__Your instructions__: Reproduce every record exactly as it appears, but not the pictures.

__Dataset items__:
┌──
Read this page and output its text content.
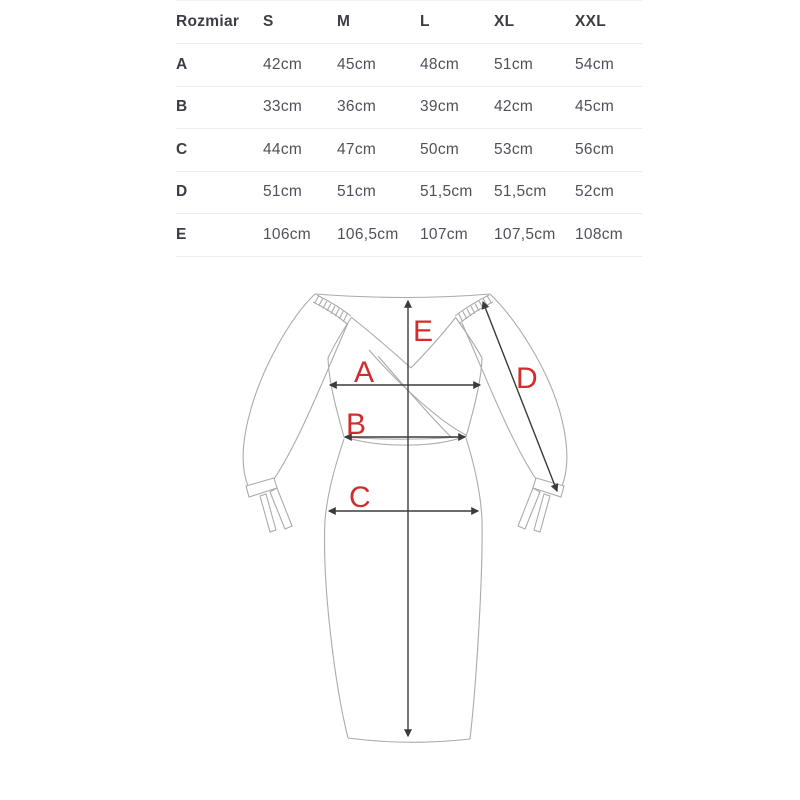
Rozmiar	S	M	L	XL	XXL
A	42cm	45cm	48cm	51cm	54cm
B	33cm	36cm	39cm	42cm	45cm
C	44cm	47cm	50cm	53cm	56cm
D	51cm	51cm	51,5cm	51,5cm	52cm
E	106cm	106,5cm	107cm	107,5cm	108cm
A
B
C
D
E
└──
__Reply to the exercise__:
Read this page and output its text content.
Rozmiar	S	M	L	XL	XXL
A	42cm	45cm	48cm	51cm	54cm
B	33cm	36cm	39cm	42cm	45cm
C	44cm	47cm	50cm	53cm	56cm
D	51cm	51cm	51,5cm	51,5cm	52cm
E	106cm	106,5cm	107cm	107,5cm	108cm
A
B
C
D
E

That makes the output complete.